• _GIVEN TASK_
Return the whole listing, line for line, without the pictures in it.

• _MATERIAL SHOWN_
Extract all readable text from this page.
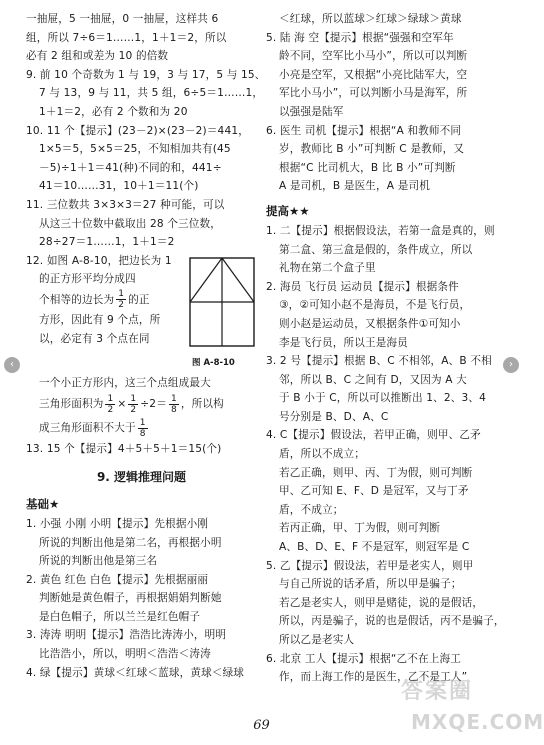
‹	›
一抽屉，5 一抽屉，0 一抽屉，这样共 6
组，所以 7÷6＝1……1，1＋1＝2，所以
必有 2 组和或差为 10 的倍数
9. 前 10 个奇数为 1 与 19，3 与 17，5 与 15、
7 与 13，9 与 11，共 5 组，6÷5＝1……1，
1＋1＝2，必有 2 个数和为 20
10. 11 个【提示】(23－2)×(23－2)＝441，
1×5＝5，5×5＝25，不知相加共有(45
－5)÷1＋1＝41(种)不同的和，441÷
41＝10……31，10＋1＝11(个)
11. 三位数共 3×3×3＝27 种可能，可以
从这三十位数中截取出 28 个三位数，
28÷27＝1……1，1＋1＝2
12. 如图 A-8-10，把边长为 1
的正方形平均分成四
个相等的边长为 $\frac{1}{2}$ 的正
方形，因此有 9 个点，所
以，必定有 3 个点在同
图 A-8-10
一个小正方形内，这三个点组成最大
三角形面积为 $\frac{1}{2} \times \frac{1}{2} \div 2= \frac{1}{8}$ ，所以构
成三角形面积不大于 $\frac{1}{8}$
13. 15 个【提示】4＋5＋5＋1＝15(个)
9. 逻辑推理问题
基础★
1. 小强 小刚 小明【提示】先根据小刚
所说的判断出他是第二名，再根据小明
所说的判断出他是第三名
2. 黄色 红色 白色【提示】先根据丽丽
判断她是黄色帽子，再根据娟娟判断她
是白色帽子，所以兰兰是红色帽子
3. 涛涛 明明【提示】浩浩比涛涛小，明明
比浩浩小，所以，明明＜浩浩＜涛涛
4. 绿【提示】黄球＜红球＜蓝球，黄球＜绿球
＜红球，所以蓝球＞红球＞绿球＞黄球
5. 陆 海 空【提示】根据“强强和空军年
龄不同，空军比小马小”，所以可以判断
小亮是空军，又根据“小亮比陆军大，空
军比小马小”，可以判断小马是海军，所
以强强是陆军
6. 医生 司机【提示】根据“A 和教师不同
岁，教师比 B 小”可判断 C 是教师，又
根据“C 比司机大，B 比 B 小”可判断
A 是司机，B 是医生，A 是司机
提高★★
1. 二【提示】根据假设法，若第一盒是真的，则
第二盒、第三盒是假的，条件成立，所以
礼物在第二个盒子里
2. 海员 飞行员 运动员【提示】根据条件
③，②可知小赵不是海员，不是飞行员，
则小赵是运动员，又根据条件①可知小
李是飞行员，所以王是海员
3. 2 号【提示】根据 B、C 不相邻，A、B 不相
邻，所以 B、C 之间有 D，又因为 A 大
于 B 小于 C，所以可以推断出 1、2、3、4
号分别是 B、D、A、C
4. C【提示】假设法，若甲正确，则甲、乙矛
盾，所以不成立；
若乙正确，则甲、丙、丁为假，则可判断
甲、乙可知 E、F、D 是冠军，又与丁矛
盾，不成立；
若丙正确，甲、丁为假，则可判断
A、B、D、E、F 不是冠军，则冠军是 C
5. 乙【提示】假设法，若甲是老实人，则甲
与自己所说的话矛盾，所以甲是骗子；
若乙是老实人，则甲是赌徒，说的是假话，
所以，丙是骗子，说的也是假话，丙不是骗子，
所以乙是老实人
6. 北京 工人【提示】根据“乙不在上海工
作，而上海工作的是医生，乙不是工人”
69
答案圈
MXQE.COM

• _OUTPUT_
Extract all readable text from this page.
‹	›
一抽屉，5 一抽屉，0 一抽屉，这样共 6
组，所以 7÷6＝1……1，1＋1＝2，所以
必有 2 组和或差为 10 的倍数
9. 前 10 个奇数为 1 与 19，3 与 17，5 与 15、
7 与 13，9 与 11，共 5 组，6÷5＝1……1，
1＋1＝2，必有 2 个数和为 20
10. 11 个【提示】(23－2)×(23－2)＝441，
1×5＝5，5×5＝25，不知相加共有(45
－5)÷1＋1＝41(种)不同的和，441÷
41＝10……31，10＋1＝11(个)
11. 三位数共 3×3×3＝27 种可能，可以
从这三十位数中截取出 28 个三位数，
28÷27＝1……1，1＋1＝2
12. 如图 A-8-10，把边长为 1
的正方形平均分成四
个相等的边长为 $\frac{1}{2}$ 的正
方形，因此有 9 个点，所
以，必定有 3 个点在同
图 A-8-10
一个小正方形内，这三个点组成最大
三角形面积为 $\frac{1}{2} \times \frac{1}{2} \div 2= \frac{1}{8}$ ，所以构
成三角形面积不大于 $\frac{1}{8}$
13. 15 个【提示】4＋5＋5＋1＝15(个)
9. 逻辑推理问题
基础★
1. 小强 小刚 小明【提示】先根据小刚
所说的判断出他是第二名，再根据小明
所说的判断出他是第三名
2. 黄色 红色 白色【提示】先根据丽丽
判断她是黄色帽子，再根据娟娟判断她
是白色帽子，所以兰兰是红色帽子
3. 涛涛 明明【提示】浩浩比涛涛小，明明
比浩浩小，所以，明明＜浩浩＜涛涛
4. 绿【提示】黄球＜红球＜蓝球，黄球＜绿球
＜红球，所以蓝球＞红球＞绿球＞黄球
5. 陆 海 空【提示】根据“强强和空军年
龄不同，空军比小马小”，所以可以判断
小亮是空军，又根据“小亮比陆军大，空
军比小马小”，可以判断小马是海军，所
以强强是陆军
6. 医生 司机【提示】根据“A 和教师不同
岁，教师比 B 小”可判断 C 是教师，又
根据“C 比司机大，B 比 B 小”可判断
A 是司机，B 是医生，A 是司机
提高★★
1. 二【提示】根据假设法，若第一盒是真的，则
第二盒、第三盒是假的，条件成立，所以
礼物在第二个盒子里
2. 海员 飞行员 运动员【提示】根据条件
③，②可知小赵不是海员，不是飞行员，
则小赵是运动员，又根据条件①可知小
李是飞行员，所以王是海员
3. 2 号【提示】根据 B、C 不相邻，A、B 不相
邻，所以 B、C 之间有 D，又因为 A 大
于 B 小于 C，所以可以推断出 1、2、3、4
号分别是 B、D、A、C
4. C【提示】假设法，若甲正确，则甲、乙矛
盾，所以不成立；
若乙正确，则甲、丙、丁为假，则可判断
甲、乙可知 E、F、D 是冠军，又与丁矛
盾，不成立；
若丙正确，甲、丁为假，则可判断
A、B、D、E、F 不是冠军，则冠军是 C
5. 乙【提示】假设法，若甲是老实人，则甲
与自己所说的话矛盾，所以甲是骗子；
若乙是老实人，则甲是赌徒，说的是假话，
所以，丙是骗子，说的也是假话，丙不是骗子，
所以乙是老实人
6. 北京 工人【提示】根据“乙不在上海工
作，而上海工作的是医生，乙不是工人”
69
答案圈
MXQE.COM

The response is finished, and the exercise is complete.